__What this task involves__. Reproduce exactly the entries from the "Transcribe this image's" line to the end. Skip all pictures.

__Dataset__.
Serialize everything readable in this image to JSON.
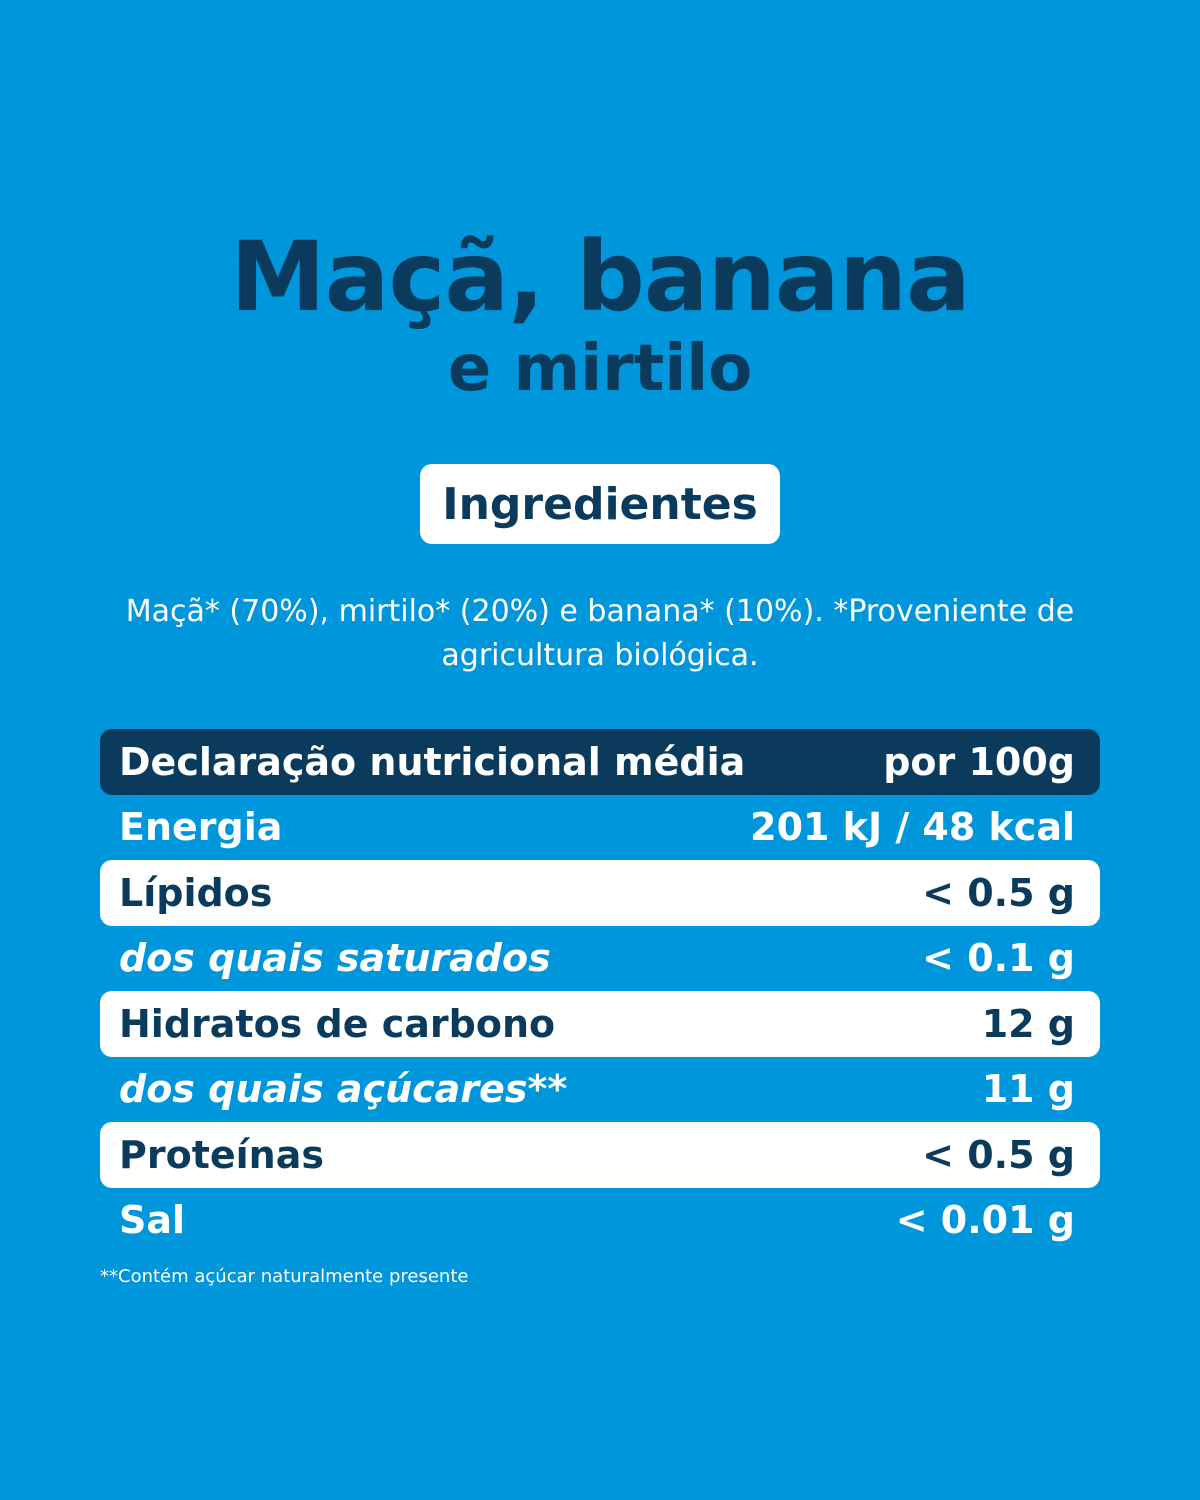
{
  "title": {
    "line1": "Maçã, banana",
    "line2": "e mirtilo"
  },
  "ingredients": {
    "badge_label": "Ingredientes",
    "text": "Maçã* (70%), mirtilo* (20%) e banana* (10%). *Proveniente de agricultura biológica."
  },
  "nutrition": {
    "header": {
      "label": "Declaração nutricional média",
      "value": "por 100g"
    },
    "rows": [
      {
        "label": "Energia",
        "value": "201 kJ / 48 kcal"
      },
      {
        "label": "Lípidos",
        "value": "< 0.5 g"
      },
      {
        "label": "dos quais saturados",
        "value": "< 0.1 g"
      },
      {
        "label": "Hidratos de carbono",
        "value": "12 g"
      },
      {
        "label": "dos quais açúcares**",
        "value": "11 g"
      },
      {
        "label": "Proteínas",
        "value": "< 0.5 g"
      },
      {
        "label": "Sal",
        "value": "< 0.01 g"
      }
    ]
  },
  "footnote": "**Contém açúcar naturalmente presente",
  "colors": {
    "background": "#0096db",
    "navy": "#0b3b5c",
    "white": "#ffffff"
  }
}
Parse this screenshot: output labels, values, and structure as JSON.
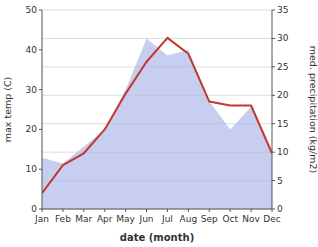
{
  "chart_data": {
    "type": "line",
    "categories": [
      "Jan",
      "Feb",
      "Mar",
      "Apr",
      "May",
      "Jun",
      "Jul",
      "Aug",
      "Sep",
      "Oct",
      "Nov",
      "Dec"
    ],
    "series": [
      {
        "type": "line",
        "color": "#c0392b",
        "values": [
          4,
          11,
          14,
          20,
          29,
          37,
          43,
          39,
          27,
          26,
          26,
          14
        ]
      },
      {
        "type": "area",
        "color": "#aab4e8",
        "axis": "y2",
        "values": [
          9,
          8,
          11,
          14,
          21,
          30,
          27,
          28,
          19,
          14,
          18,
          10
        ]
      }
    ],
    "xlabel": "date (month)",
    "ylabel": "max temp (C)",
    "y2label": "med. precipitation (kg/m2)",
    "ylim": [
      0,
      50
    ],
    "yticks": [
      0,
      10,
      20,
      30,
      40,
      50
    ],
    "y2lim": [
      0,
      35
    ],
    "y2ticks": [
      0,
      5,
      10,
      15,
      20,
      25,
      30,
      35
    ],
    "grid": true
  }
}
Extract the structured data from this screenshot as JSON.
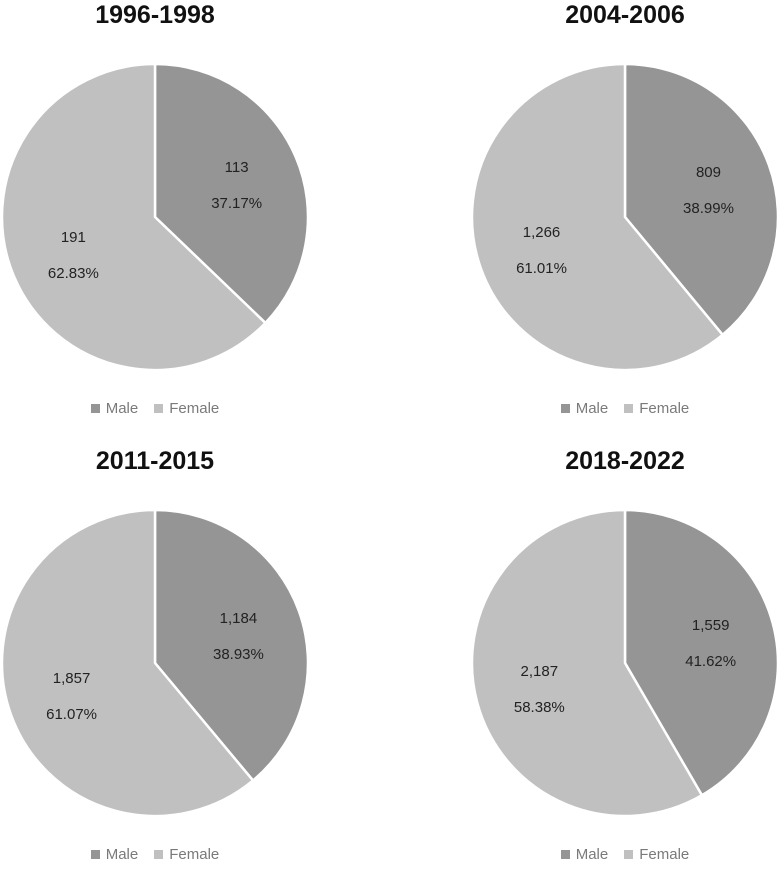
{
  "colors": {
    "male": "#959595",
    "female": "#c0c0c0",
    "separator": "#ffffff"
  },
  "chart_data": [
    {
      "type": "pie",
      "title": "1996-1998",
      "legend_position": "bottom",
      "slices": [
        {
          "name": "Male",
          "value": 113,
          "value_label": "113",
          "percent_label": "37.17%"
        },
        {
          "name": "Female",
          "value": 191,
          "value_label": "191",
          "percent_label": "62.83%"
        }
      ]
    },
    {
      "type": "pie",
      "title": "2004-2006",
      "legend_position": "bottom",
      "slices": [
        {
          "name": "Male",
          "value": 809,
          "value_label": "809",
          "percent_label": "38.99%"
        },
        {
          "name": "Female",
          "value": 1266,
          "value_label": "1,266",
          "percent_label": "61.01%"
        }
      ]
    },
    {
      "type": "pie",
      "title": "2011-2015",
      "legend_position": "bottom",
      "slices": [
        {
          "name": "Male",
          "value": 1184,
          "value_label": "1,184",
          "percent_label": "38.93%"
        },
        {
          "name": "Female",
          "value": 1857,
          "value_label": "1,857",
          "percent_label": "61.07%"
        }
      ]
    },
    {
      "type": "pie",
      "title": "2018-2022",
      "legend_position": "bottom",
      "slices": [
        {
          "name": "Male",
          "value": 1559,
          "value_label": "1,559",
          "percent_label": "41.62%"
        },
        {
          "name": "Female",
          "value": 2187,
          "value_label": "2,187",
          "percent_label": "58.38%"
        }
      ]
    }
  ]
}
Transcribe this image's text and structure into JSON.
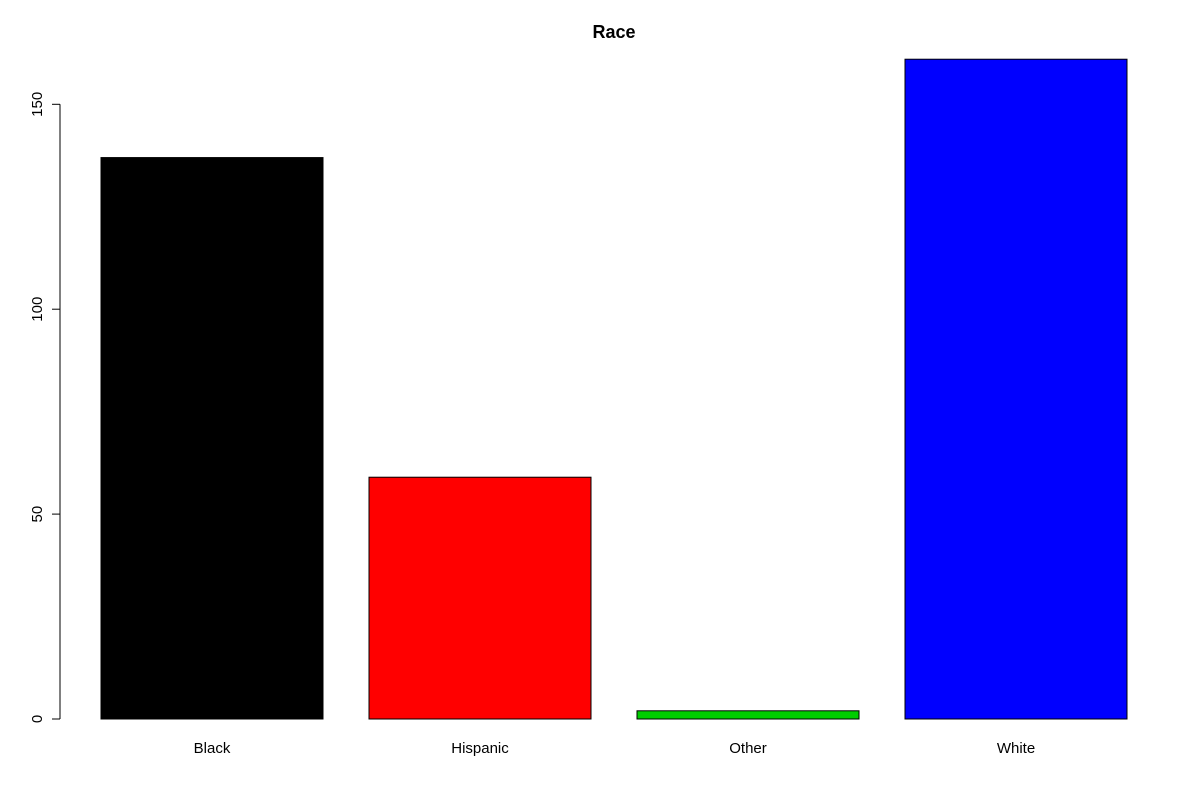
{
  "chart_data": {
    "type": "bar",
    "title": "Race",
    "xlabel": "",
    "ylabel": "",
    "categories": [
      "Black",
      "Hispanic",
      "Other",
      "White"
    ],
    "values": [
      137,
      59,
      2,
      161
    ],
    "colors": [
      "#000000",
      "#ff0000",
      "#00cd00",
      "#0000ff"
    ],
    "ylim": [
      0,
      161
    ],
    "yticks": [
      "0",
      "50",
      "100",
      "150"
    ],
    "grid": false,
    "legend": "none"
  }
}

__Result for this exercise__.
Transcribe this image's text and structure into JSON.
{
  "chart_data": {
    "type": "bar",
    "title": "Race",
    "xlabel": "",
    "ylabel": "",
    "categories": [
      "Black",
      "Hispanic",
      "Other",
      "White"
    ],
    "values": [
      137,
      59,
      2,
      161
    ],
    "colors": [
      "#000000",
      "#ff0000",
      "#00cd00",
      "#0000ff"
    ],
    "ylim": [
      0,
      161
    ],
    "yticks": [
      "0",
      "50",
      "100",
      "150"
    ],
    "grid": false,
    "legend": "none"
  }
}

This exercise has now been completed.